- _Job_:
Every record must be repeated exactly; omit any pictures they contain.

- _Supplied entries_:
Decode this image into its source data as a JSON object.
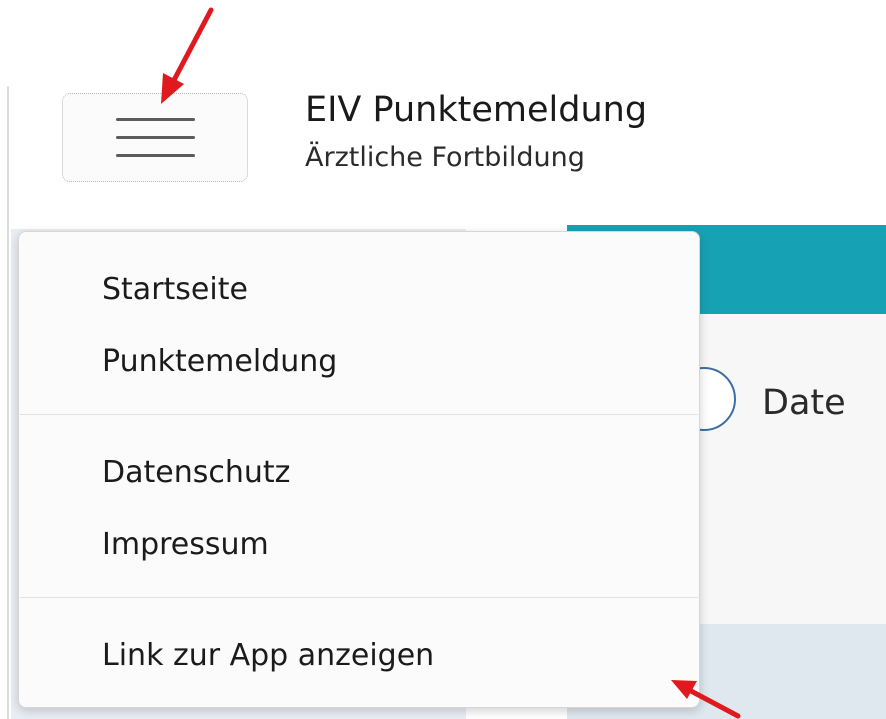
{
  "header": {
    "title": "EIV Punktemeldung",
    "subtitle": "Ärztliche Fortbildung",
    "menu_icon": "hamburger-menu-icon"
  },
  "background": {
    "radio_label": "Date"
  },
  "menu": {
    "items": [
      {
        "label": "Startseite"
      },
      {
        "label": "Punktemeldung"
      },
      {
        "label": "Datenschutz"
      },
      {
        "label": "Impressum"
      },
      {
        "label": "Link zur App anzeigen"
      }
    ]
  },
  "colors": {
    "accent_teal": "#17a1b4",
    "annotation_red": "#e0191e"
  }
}
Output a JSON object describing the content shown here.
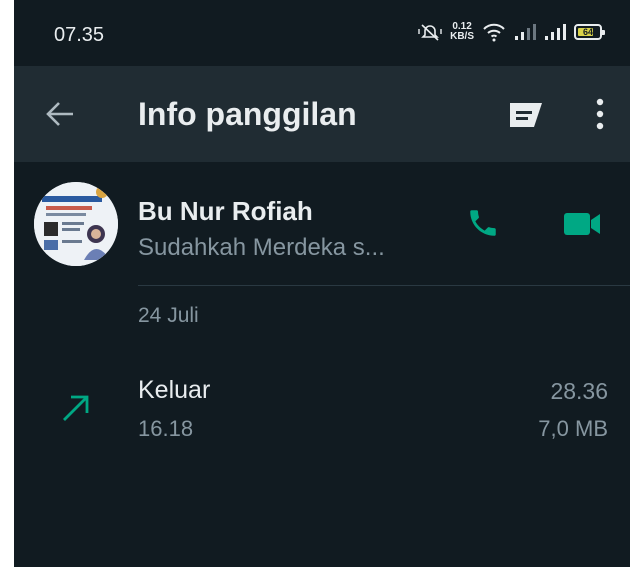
{
  "status_bar": {
    "time": "07.35",
    "net_speed_value": "0.12",
    "net_speed_unit": "KB/S",
    "battery_level": "64",
    "icons": [
      "mute-vibrate-icon",
      "wifi-icon",
      "signal-icon",
      "signal-icon",
      "battery-icon"
    ]
  },
  "app_bar": {
    "title": "Info panggilan",
    "icons": [
      "back-arrow-icon",
      "message-icon",
      "more-vert-icon"
    ]
  },
  "contact": {
    "name": "Bu Nur Rofiah",
    "status": "Sudahkah Merdeka s...",
    "icons": [
      "phone-icon",
      "video-camera-icon"
    ]
  },
  "call_log": {
    "date": "24 Juli",
    "entries": [
      {
        "direction": "Keluar",
        "time": "16.18",
        "duration": "28.36",
        "data_size": "7,0 MB",
        "icon": "outgoing-arrow-icon"
      }
    ]
  },
  "colors": {
    "background": "#111b21",
    "app_bar": "#202c33",
    "accent": "#00a884",
    "primary_text": "#e9edef",
    "secondary_text": "#8696a0"
  }
}
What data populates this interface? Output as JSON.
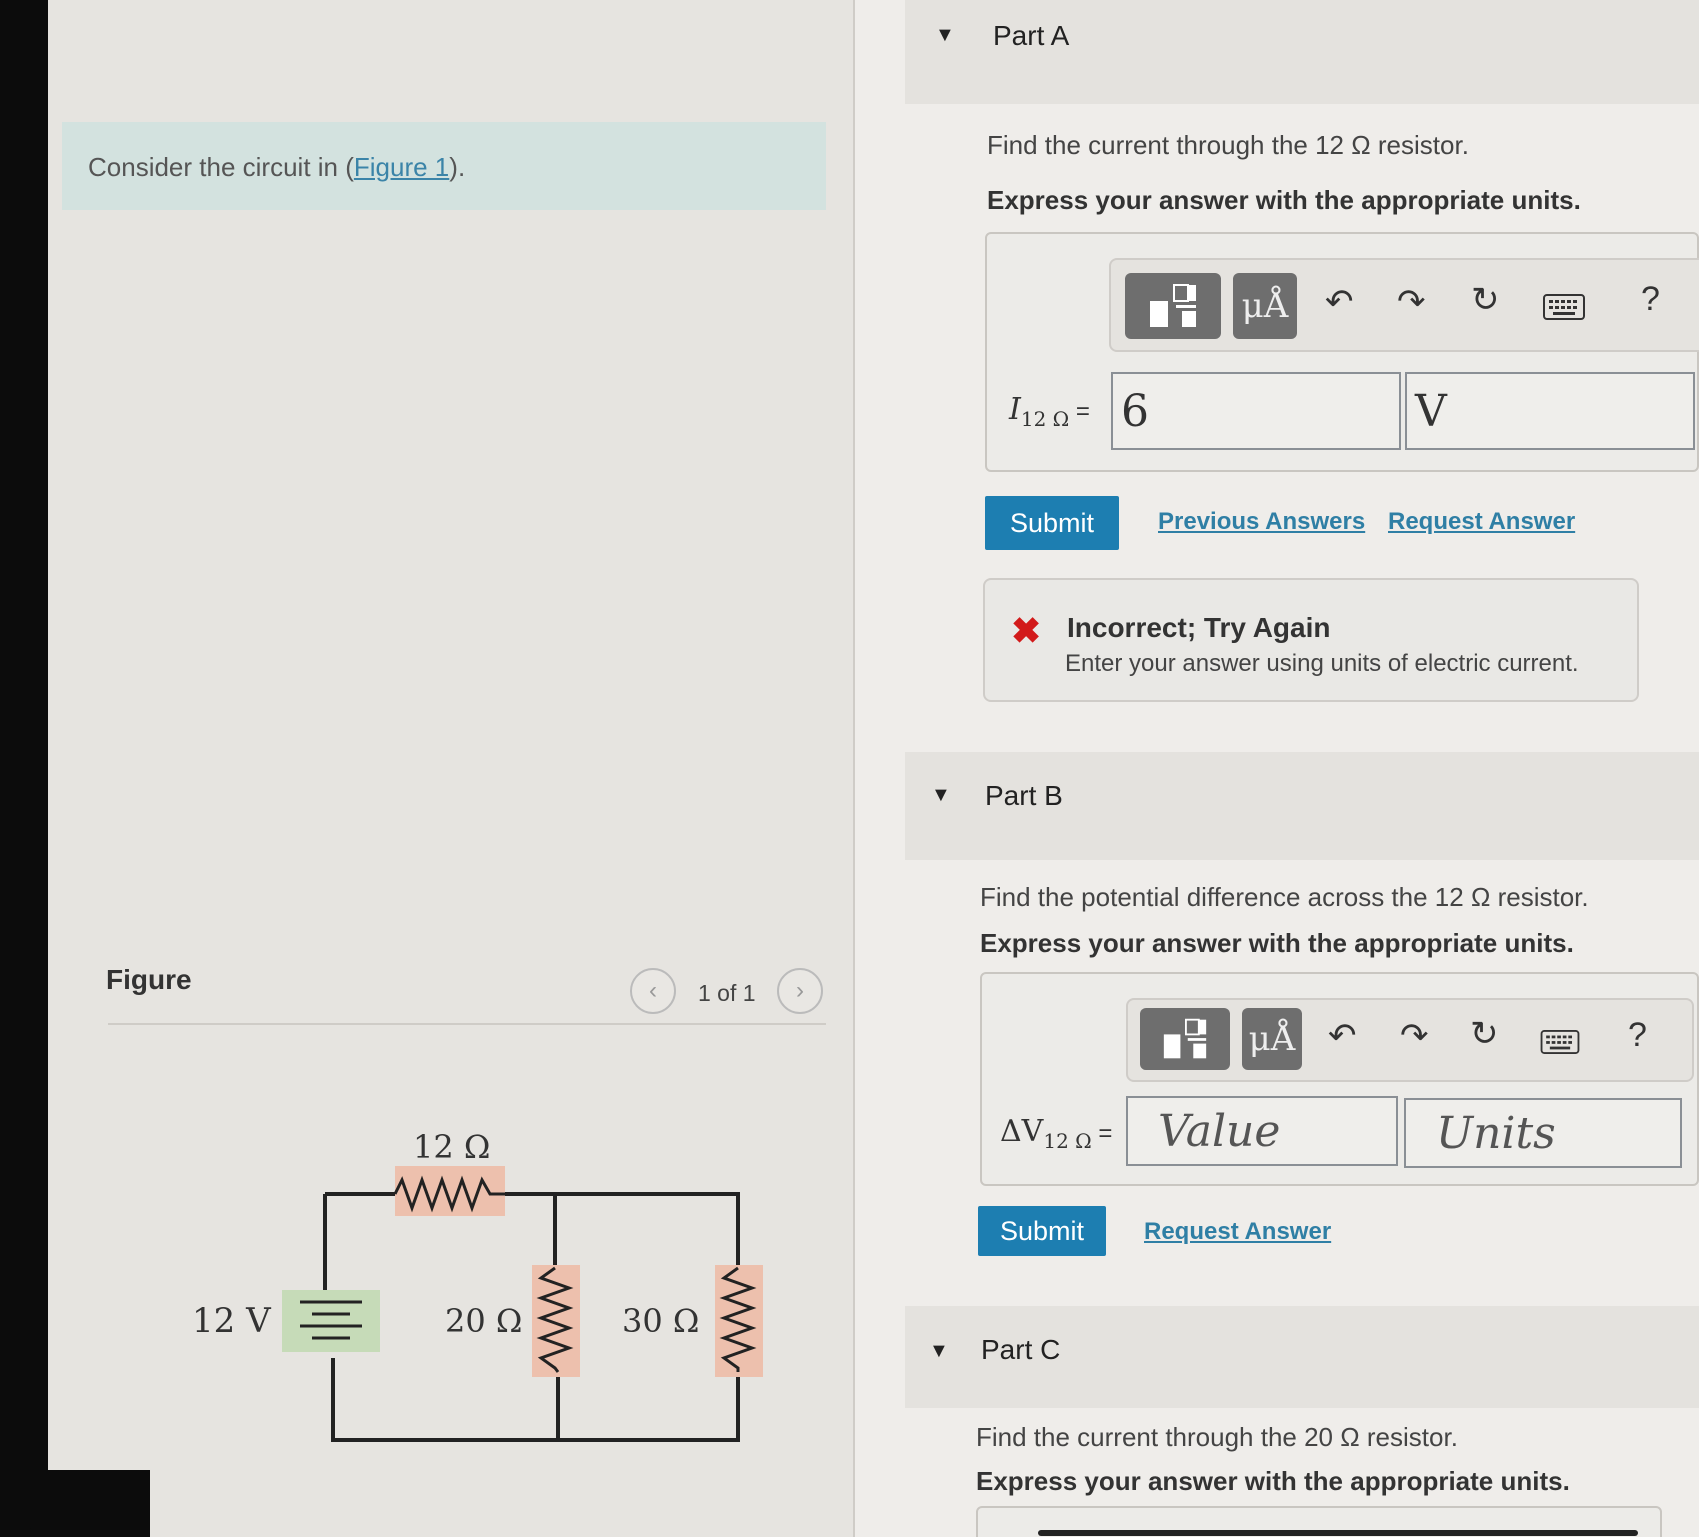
{
  "intro": {
    "text_before": "Consider the circuit in (",
    "link": "Figure 1",
    "text_after": ")."
  },
  "figure": {
    "title": "Figure",
    "pager": "1 of 1",
    "circuit": {
      "battery": "12 V",
      "r1": "12 Ω",
      "r2": "20 Ω",
      "r3": "30 Ω"
    }
  },
  "toolbar": {
    "units_button": "μÅ",
    "help": "?"
  },
  "partA": {
    "title": "Part A",
    "question": "Find the current through the 12 Ω resistor.",
    "instruction": "Express your answer with the appropriate units.",
    "label_main": "I",
    "label_sub": "12 Ω",
    "label_eq": " =",
    "value": "6",
    "units": "V",
    "submit": "Submit",
    "previous_answers": "Previous Answers",
    "request_answer": "Request Answer",
    "feedback_title": "Incorrect; Try Again",
    "feedback_message": "Enter your answer using units of electric current."
  },
  "partB": {
    "title": "Part B",
    "question": "Find the potential difference across the 12 Ω resistor.",
    "instruction": "Express your answer with the appropriate units.",
    "label_main": "ΔV",
    "label_sub": "12 Ω",
    "label_eq": " =",
    "value_placeholder": "Value",
    "units_placeholder": "Units",
    "submit": "Submit",
    "request_answer": "Request Answer"
  },
  "partC": {
    "title": "Part C",
    "question": "Find the current through the 20 Ω resistor.",
    "instruction": "Express your answer with the appropriate units."
  }
}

- _Answer for this exercise_:
Decode this image into its source data as a JSON object.
{
  "header": {
    "title": "EIV Punktemeldung",
    "subtitle": "Ärztliche Fortbildung",
    "menu_icon": "hamburger-menu-icon"
  },
  "background": {
    "radio_label": "Date"
  },
  "menu": {
    "items": [
      {
        "label": "Startseite"
      },
      {
        "label": "Punktemeldung"
      },
      {
        "label": "Datenschutz"
      },
      {
        "label": "Impressum"
      },
      {
        "label": "Link zur App anzeigen"
      }
    ]
  },
  "colors": {
    "accent_teal": "#17a1b4",
    "annotation_red": "#e0191e"
  }
}
Output a JSON object describing the content shown here.
{
  "status_bar": {
    "time": "07.35",
    "net_speed_value": "0.12",
    "net_speed_unit": "KB/S",
    "battery_level": "64",
    "icons": [
      "mute-vibrate-icon",
      "wifi-icon",
      "signal-icon",
      "signal-icon",
      "battery-icon"
    ]
  },
  "app_bar": {
    "title": "Info panggilan",
    "icons": [
      "back-arrow-icon",
      "message-icon",
      "more-vert-icon"
    ]
  },
  "contact": {
    "name": "Bu Nur Rofiah",
    "status": "Sudahkah Merdeka s...",
    "icons": [
      "phone-icon",
      "video-camera-icon"
    ]
  },
  "call_log": {
    "date": "24 Juli",
    "entries": [
      {
        "direction": "Keluar",
        "time": "16.18",
        "duration": "28.36",
        "data_size": "7,0 MB",
        "icon": "outgoing-arrow-icon"
      }
    ]
  },
  "colors": {
    "background": "#111b21",
    "app_bar": "#202c33",
    "accent": "#00a884",
    "primary_text": "#e9edef",
    "secondary_text": "#8696a0"
  }
}
What data populates this interface? Output as JSON.
{
  "intro": {
    "text_before": "Consider the circuit in (",
    "link": "Figure 1",
    "text_after": ")."
  },
  "figure": {
    "title": "Figure",
    "pager": "1 of 1",
    "circuit": {
      "battery": "12 V",
      "r1": "12 Ω",
      "r2": "20 Ω",
      "r3": "30 Ω"
    }
  },
  "toolbar": {
    "units_button": "μÅ",
    "help": "?"
  },
  "partA": {
    "title": "Part A",
    "question": "Find the current through the 12 Ω resistor.",
    "instruction": "Express your answer with the appropriate units.",
    "label_main": "I",
    "label_sub": "12 Ω",
    "label_eq": " =",
    "value": "6",
    "units": "V",
    "submit": "Submit",
    "previous_answers": "Previous Answers",
    "request_answer": "Request Answer",
    "feedback_title": "Incorrect; Try Again",
    "feedback_message": "Enter your answer using units of electric current."
  },
  "partB": {
    "title": "Part B",
    "question": "Find the potential difference across the 12 Ω resistor.",
    "instruction": "Express your answer with the appropriate units.",
    "label_main": "ΔV",
    "label_sub": "12 Ω",
    "label_eq": " =",
    "value_placeholder": "Value",
    "units_placeholder": "Units",
    "submit": "Submit",
    "request_answer": "Request Answer"
  },
  "partC": {
    "title": "Part C",
    "question": "Find the current through the 20 Ω resistor.",
    "instruction": "Express your answer with the appropriate units."
  }
}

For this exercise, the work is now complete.